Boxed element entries
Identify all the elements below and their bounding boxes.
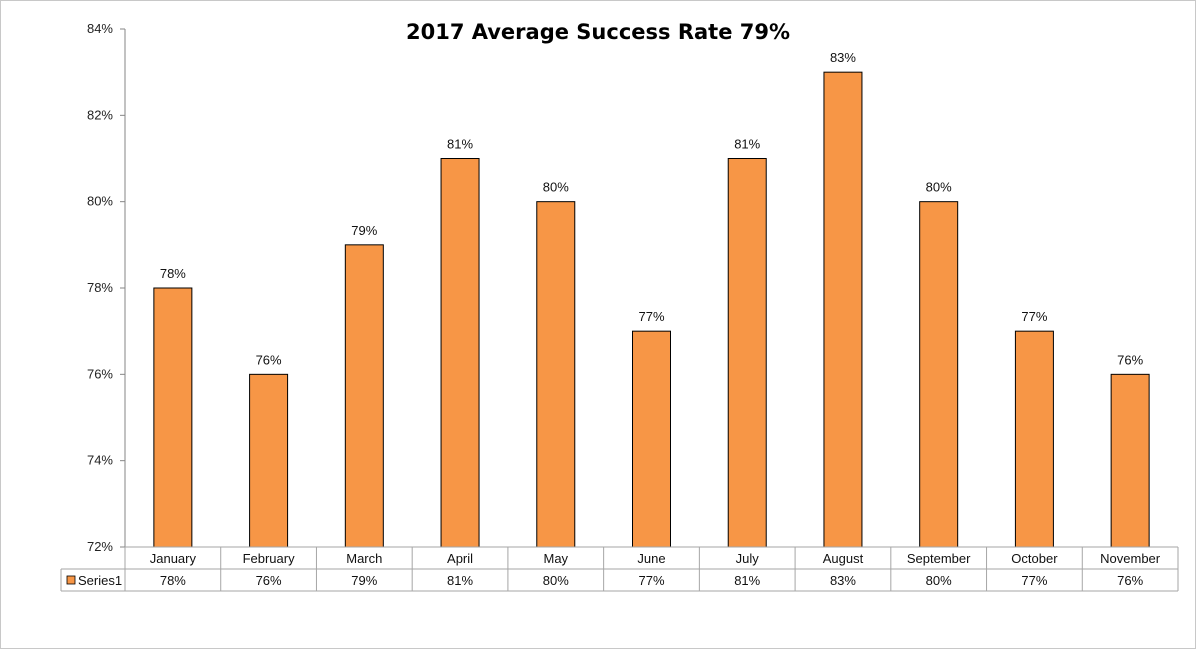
data-label: 80% xyxy=(926,180,952,195)
table-cell-value: 76% xyxy=(256,573,282,588)
y-tick-label: 80% xyxy=(87,194,113,209)
bar-april xyxy=(440,158,480,548)
bar-january xyxy=(153,287,193,548)
table-cell-value: 77% xyxy=(1021,573,1047,588)
data-labels-group: 78% 76% 79% 81% 80% 77% 81% 83% 80% 77% 76% xyxy=(160,50,1144,367)
chart-title: 2017 Average Success Rate 79% xyxy=(406,20,790,44)
x-category-label: November xyxy=(1100,551,1161,566)
data-label: 78% xyxy=(160,266,186,281)
y-tick-label: 76% xyxy=(87,366,113,381)
x-category-label: May xyxy=(543,551,568,566)
table-cell-value: 78% xyxy=(160,573,186,588)
y-tick-label: 74% xyxy=(87,453,113,468)
bar-november xyxy=(1110,373,1150,548)
data-label: 83% xyxy=(830,50,856,65)
x-category-label: June xyxy=(637,551,665,566)
x-category-label: February xyxy=(243,551,296,566)
x-category-label: January xyxy=(150,551,197,566)
legend-swatch xyxy=(66,575,76,585)
bar-september xyxy=(919,201,959,548)
data-label: 81% xyxy=(734,137,760,152)
data-label: 81% xyxy=(447,137,473,152)
table-cell-value: 79% xyxy=(351,573,377,588)
bars-group xyxy=(153,71,1150,548)
table-cell-value: 80% xyxy=(926,573,952,588)
x-category-label: August xyxy=(823,551,864,566)
y-tick-label: 84% xyxy=(87,21,113,36)
x-category-label: March xyxy=(346,551,382,566)
bar-august xyxy=(823,71,863,548)
bar-october xyxy=(1014,330,1054,548)
data-label: 76% xyxy=(256,352,282,367)
data-label: 80% xyxy=(543,180,569,195)
data-label: 77% xyxy=(1021,309,1047,324)
table-cell-value: 81% xyxy=(447,573,473,588)
x-category-label: July xyxy=(736,551,760,566)
y-tick-label: 82% xyxy=(87,107,113,122)
table-cell-value: 83% xyxy=(830,573,856,588)
legend-series-name: Series1 xyxy=(78,573,122,588)
data-table: January 78% February 76% March 79% April 81% May… xyxy=(60,546,1179,592)
bar-february xyxy=(249,373,289,548)
bar-june xyxy=(632,330,671,548)
table-cell-value: 81% xyxy=(734,573,760,588)
table-cell-value: 76% xyxy=(1117,573,1143,588)
x-category-label: October xyxy=(1011,551,1058,566)
data-label: 76% xyxy=(1117,352,1143,367)
data-label: 77% xyxy=(638,309,664,324)
y-tick-label: 78% xyxy=(87,280,113,295)
bar-july xyxy=(727,158,767,548)
y-tick-label: 72% xyxy=(87,539,113,554)
bar-may xyxy=(536,201,576,548)
table-cell-value: 77% xyxy=(638,573,664,588)
bar-march xyxy=(344,244,384,548)
table-cell-value: 80% xyxy=(543,573,569,588)
data-label: 79% xyxy=(351,223,377,238)
y-axis: 72% 74% 76% 78% 80% 82% 84% xyxy=(87,21,126,554)
x-category-label: September xyxy=(907,551,971,566)
x-category-label: April xyxy=(447,551,473,566)
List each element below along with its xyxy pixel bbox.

**TASK STATEMENT**
Pull every line of the rows above out unchanged, leaving out the pictures.

**TASK RESPONSE**
Identify all the elements below and their bounding boxes.
data-label: 80% xyxy=(926,180,952,195)
table-cell-value: 76% xyxy=(256,573,282,588)
y-tick-label: 80% xyxy=(87,194,113,209)
bar-april xyxy=(440,158,480,548)
bar-january xyxy=(153,287,193,548)
table-cell-value: 77% xyxy=(1021,573,1047,588)
data-labels-group: 78% 76% 79% 81% 80% 77% 81% 83% 80% 77% 76% xyxy=(160,50,1144,367)
chart-title: 2017 Average Success Rate 79% xyxy=(406,20,790,44)
x-category-label: November xyxy=(1100,551,1161,566)
data-label: 78% xyxy=(160,266,186,281)
y-tick-label: 76% xyxy=(87,366,113,381)
x-category-label: May xyxy=(543,551,568,566)
table-cell-value: 78% xyxy=(160,573,186,588)
y-tick-label: 74% xyxy=(87,453,113,468)
bar-november xyxy=(1110,373,1150,548)
data-label: 83% xyxy=(830,50,856,65)
x-category-label: June xyxy=(637,551,665,566)
x-category-label: February xyxy=(243,551,296,566)
x-category-label: January xyxy=(150,551,197,566)
legend-swatch xyxy=(66,575,76,585)
bar-september xyxy=(919,201,959,548)
data-label: 81% xyxy=(734,137,760,152)
data-label: 81% xyxy=(447,137,473,152)
table-cell-value: 79% xyxy=(351,573,377,588)
bars-group xyxy=(153,71,1150,548)
table-cell-value: 80% xyxy=(926,573,952,588)
x-category-label: August xyxy=(823,551,864,566)
y-tick-label: 84% xyxy=(87,21,113,36)
x-category-label: March xyxy=(346,551,382,566)
bar-august xyxy=(823,71,863,548)
bar-october xyxy=(1014,330,1054,548)
data-label: 76% xyxy=(256,352,282,367)
data-label: 80% xyxy=(543,180,569,195)
data-label: 77% xyxy=(1021,309,1047,324)
table-cell-value: 81% xyxy=(447,573,473,588)
x-category-label: July xyxy=(736,551,760,566)
y-tick-label: 82% xyxy=(87,107,113,122)
table-cell-value: 83% xyxy=(830,573,856,588)
legend-series-name: Series1 xyxy=(78,573,122,588)
data-table: January 78% February 76% March 79% April 81% May… xyxy=(60,546,1179,592)
bar-february xyxy=(249,373,289,548)
bar-june xyxy=(632,330,671,548)
table-cell-value: 81% xyxy=(734,573,760,588)
table-cell-value: 76% xyxy=(1117,573,1143,588)
x-category-label: October xyxy=(1011,551,1058,566)
data-label: 76% xyxy=(1117,352,1143,367)
data-label: 77% xyxy=(638,309,664,324)
y-tick-label: 78% xyxy=(87,280,113,295)
bar-july xyxy=(727,158,767,548)
y-tick-label: 72% xyxy=(87,539,113,554)
bar-may xyxy=(536,201,576,548)
table-cell-value: 77% xyxy=(638,573,664,588)
bar-march xyxy=(344,244,384,548)
table-cell-value: 80% xyxy=(543,573,569,588)
data-label: 79% xyxy=(351,223,377,238)
y-axis: 72% 74% 76% 78% 80% 82% 84% xyxy=(87,21,126,554)
x-category-label: September xyxy=(907,551,971,566)
x-category-label: April xyxy=(447,551,473,566)
List each element below along with its xyxy pixel bbox.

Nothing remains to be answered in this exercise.